(Items from a dataset)
╔══

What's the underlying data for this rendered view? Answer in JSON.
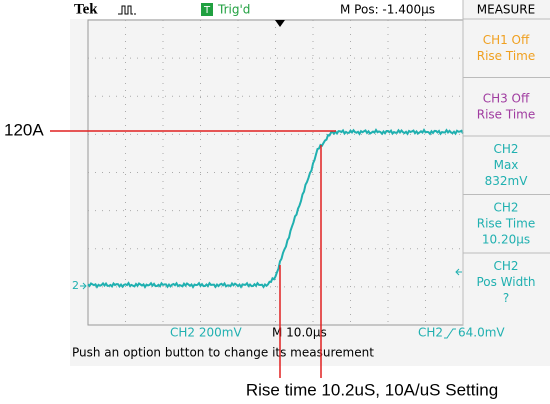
{
  "header": {
    "brand": "Tek",
    "status_icon": "T",
    "status": "Trig'd",
    "position": "M Pos: -1.400µs",
    "menu_title": "MEASURE"
  },
  "menu": [
    {
      "color": "#f0a020",
      "lines": [
        "CH1 Off",
        "Rise Time"
      ]
    },
    {
      "color": "#a03ca0",
      "lines": [
        "CH3 Off",
        "Rise Time"
      ]
    },
    {
      "color": "#20b0b0",
      "lines": [
        "CH2",
        "Max",
        "832mV"
      ]
    },
    {
      "color": "#20b0b0",
      "lines": [
        "CH2",
        "Rise Time",
        "10.20µs"
      ]
    },
    {
      "color": "#20b0b0",
      "lines": [
        "CH2",
        "Pos Width",
        "?"
      ]
    }
  ],
  "trace_marker": "2",
  "footer": {
    "channel_scale": "CH2  200mV",
    "timebase": "M 10.0µs",
    "trigger_channel": "CH2",
    "trigger_level": "64.0mV",
    "message": "Push an option button to change its measurement"
  },
  "annotation": {
    "level_label": "120A",
    "caption": "Rise time 10.2uS, 10A/uS Setting"
  }
}
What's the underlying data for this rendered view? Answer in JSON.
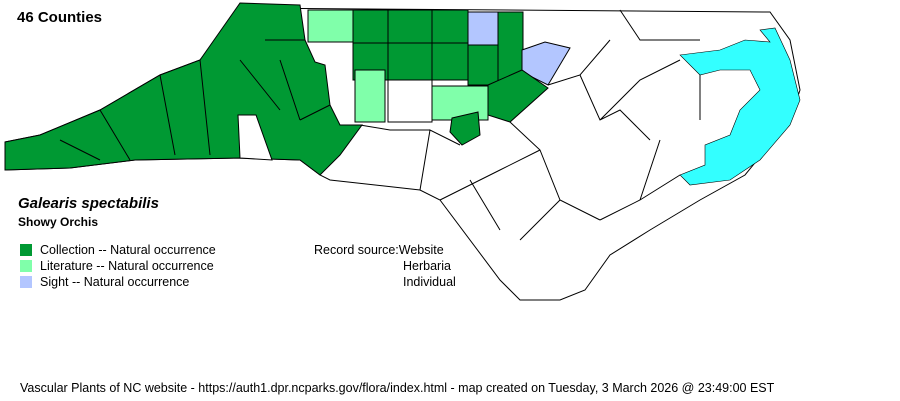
{
  "header": {
    "county_count": "46 Counties"
  },
  "species": {
    "scientific_name": "Galearis spectabilis",
    "common_name": "Showy Orchis"
  },
  "legend": [
    {
      "label": "Collection -- Natural occurrence",
      "color": "#009933"
    },
    {
      "label": "Literature -- Natural occurrence",
      "color": "#80FFAA"
    },
    {
      "label": "Sight -- Natural occurrence",
      "color": "#B3C6FF"
    }
  ],
  "record_source": {
    "label": "Record source:",
    "values": [
      "Website",
      "Herbaria",
      "Individual"
    ]
  },
  "colors": {
    "water": "#33FFFF",
    "empty_county": "#FFFFFF",
    "border": "#000000"
  },
  "footer": "Vascular Plants of NC website - https://auth1.dpr.ncparks.gov/flora/index.html - map created on Tuesday, 3 March 2026 @ 23:49:00 EST"
}
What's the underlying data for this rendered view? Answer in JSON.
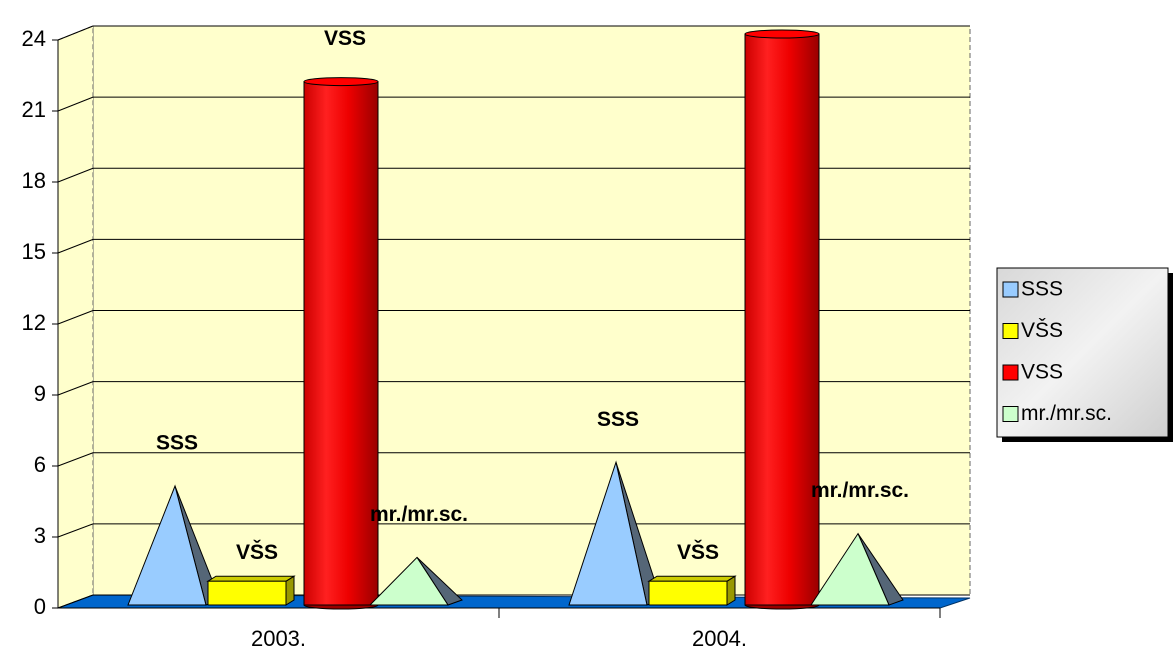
{
  "chart_data": {
    "type": "bar3d",
    "categories": [
      "2003.",
      "2004."
    ],
    "series": [
      {
        "name": "SSS",
        "color": "#99ccff",
        "shape": "pyramid",
        "values": [
          5,
          6
        ]
      },
      {
        "name": "VŠS",
        "color": "#ffff00",
        "shape": "box",
        "values": [
          1,
          1
        ]
      },
      {
        "name": "VSS",
        "color": "#ff0000",
        "shape": "cylinder",
        "values": [
          22,
          24
        ]
      },
      {
        "name": "mr./mr.sc.",
        "color": "#ccffcc",
        "shape": "pyramid",
        "values": [
          2,
          3
        ]
      }
    ],
    "ylim": [
      0,
      24
    ],
    "yticks": [
      0,
      3,
      6,
      9,
      12,
      15,
      18,
      21,
      24
    ],
    "grid": true,
    "legend": "right"
  }
}
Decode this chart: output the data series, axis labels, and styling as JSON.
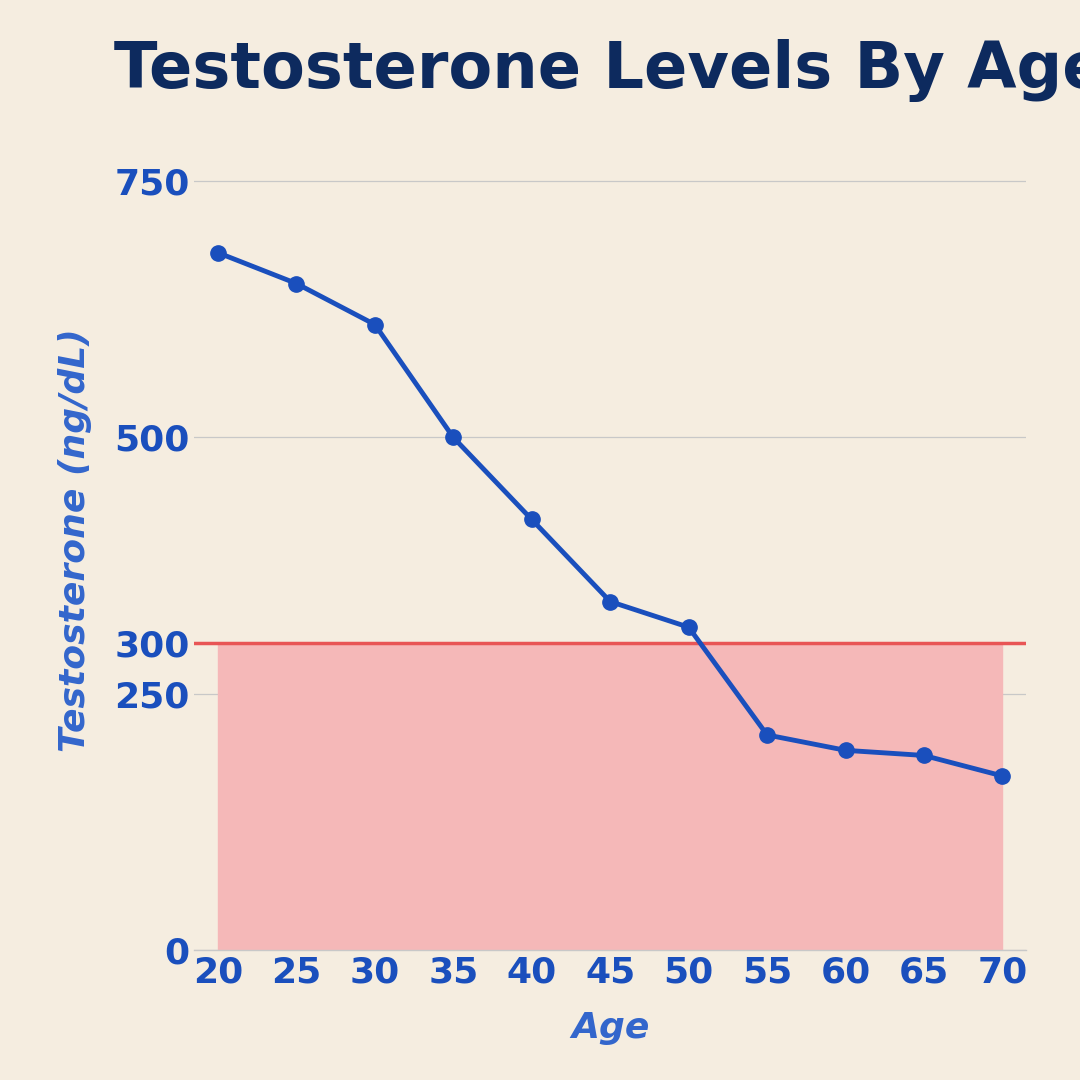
{
  "title": "Testosterone Levels By Age",
  "xlabel": "Age",
  "ylabel": "Testosterone (ng/dL)",
  "ages": [
    20,
    25,
    30,
    35,
    40,
    45,
    50,
    55,
    60,
    65,
    70
  ],
  "testosterone": [
    680,
    650,
    610,
    500,
    420,
    340,
    315,
    210,
    195,
    190,
    170
  ],
  "threshold": 300,
  "ylim": [
    0,
    800
  ],
  "yticks": [
    0,
    250,
    300,
    500,
    750
  ],
  "xticks": [
    20,
    25,
    30,
    35,
    40,
    45,
    50,
    55,
    60,
    65,
    70
  ],
  "line_color": "#1a4fbd",
  "threshold_line_color": "#e85555",
  "threshold_fill_color": "#f5b8b8",
  "background_color": "#f5ede0",
  "grid_color": "#c8c8c8",
  "title_color": "#0d2a5e",
  "axis_label_color": "#3366cc",
  "tick_label_color": "#1a4fbd",
  "title_fontsize": 46,
  "axis_label_fontsize": 26,
  "tick_fontsize": 26,
  "line_width": 3.5,
  "marker_size": 11
}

╚══

Are you able to set down all the lines above exactly, without any pictures?

What's the underlying data for this rendered view? Answer in JSON.
{
  "header": {
    "brand": "Tek",
    "status_icon": "T",
    "status": "Trig'd",
    "position": "M Pos: -1.400µs",
    "menu_title": "MEASURE"
  },
  "menu": [
    {
      "color": "#f0a020",
      "lines": [
        "CH1 Off",
        "Rise Time"
      ]
    },
    {
      "color": "#a03ca0",
      "lines": [
        "CH3 Off",
        "Rise Time"
      ]
    },
    {
      "color": "#20b0b0",
      "lines": [
        "CH2",
        "Max",
        "832mV"
      ]
    },
    {
      "color": "#20b0b0",
      "lines": [
        "CH2",
        "Rise Time",
        "10.20µs"
      ]
    },
    {
      "color": "#20b0b0",
      "lines": [
        "CH2",
        "Pos Width",
        "?"
      ]
    }
  ],
  "trace_marker": "2",
  "footer": {
    "channel_scale": "CH2  200mV",
    "timebase": "M 10.0µs",
    "trigger_channel": "CH2",
    "trigger_level": "64.0mV",
    "message": "Push an option button to change its measurement"
  },
  "annotation": {
    "level_label": "120A",
    "caption": "Rise time 10.2uS, 10A/uS Setting"
  }
}
What's the underlying data for this rendered view? Answer in JSON.
{
  "header": {
    "county_count": "46 Counties"
  },
  "species": {
    "scientific_name": "Galearis spectabilis",
    "common_name": "Showy Orchis"
  },
  "legend": [
    {
      "label": "Collection -- Natural occurrence",
      "color": "#009933"
    },
    {
      "label": "Literature -- Natural occurrence",
      "color": "#80FFAA"
    },
    {
      "label": "Sight -- Natural occurrence",
      "color": "#B3C6FF"
    }
  ],
  "record_source": {
    "label": "Record source:",
    "values": [
      "Website",
      "Herbaria",
      "Individual"
    ]
  },
  "colors": {
    "water": "#33FFFF",
    "empty_county": "#FFFFFF",
    "border": "#000000"
  },
  "footer": "Vascular Plants of NC website - https://auth1.dpr.ncparks.gov/flora/index.html - map created on Tuesday, 3 March 2026 @ 23:49:00 EST"
}
What's the underlying data for this rendered view? Answer in JSON.
{
  "chart_data": {
    "type": "bar3d",
    "categories": [
      "2003.",
      "2004."
    ],
    "series": [
      {
        "name": "SSS",
        "color": "#99ccff",
        "shape": "pyramid",
        "values": [
          5,
          6
        ]
      },
      {
        "name": "VŠS",
        "color": "#ffff00",
        "shape": "box",
        "values": [
          1,
          1
        ]
      },
      {
        "name": "VSS",
        "color": "#ff0000",
        "shape": "cylinder",
        "values": [
          22,
          24
        ]
      },
      {
        "name": "mr./mr.sc.",
        "color": "#ccffcc",
        "shape": "pyramid",
        "values": [
          2,
          3
        ]
      }
    ],
    "ylim": [
      0,
      24
    ],
    "yticks": [
      0,
      3,
      6,
      9,
      12,
      15,
      18,
      21,
      24
    ],
    "grid": true,
    "legend": "right"
  }
}
Decode this chart: output the data series, axis labels, and styling as JSON.
{
  "title": "Testosterone Levels By Age",
  "xlabel": "Age",
  "ylabel": "Testosterone (ng/dL)",
  "ages": [
    20,
    25,
    30,
    35,
    40,
    45,
    50,
    55,
    60,
    65,
    70
  ],
  "testosterone": [
    680,
    650,
    610,
    500,
    420,
    340,
    315,
    210,
    195,
    190,
    170
  ],
  "threshold": 300,
  "ylim": [
    0,
    800
  ],
  "yticks": [
    0,
    250,
    300,
    500,
    750
  ],
  "xticks": [
    20,
    25,
    30,
    35,
    40,
    45,
    50,
    55,
    60,
    65,
    70
  ],
  "line_color": "#1a4fbd",
  "threshold_line_color": "#e85555",
  "threshold_fill_color": "#f5b8b8",
  "background_color": "#f5ede0",
  "grid_color": "#c8c8c8",
  "title_color": "#0d2a5e",
  "axis_label_color": "#3366cc",
  "tick_label_color": "#1a4fbd",
  "title_fontsize": 46,
  "axis_label_fontsize": 26,
  "tick_fontsize": 26,
  "line_width": 3.5,
  "marker_size": 11
}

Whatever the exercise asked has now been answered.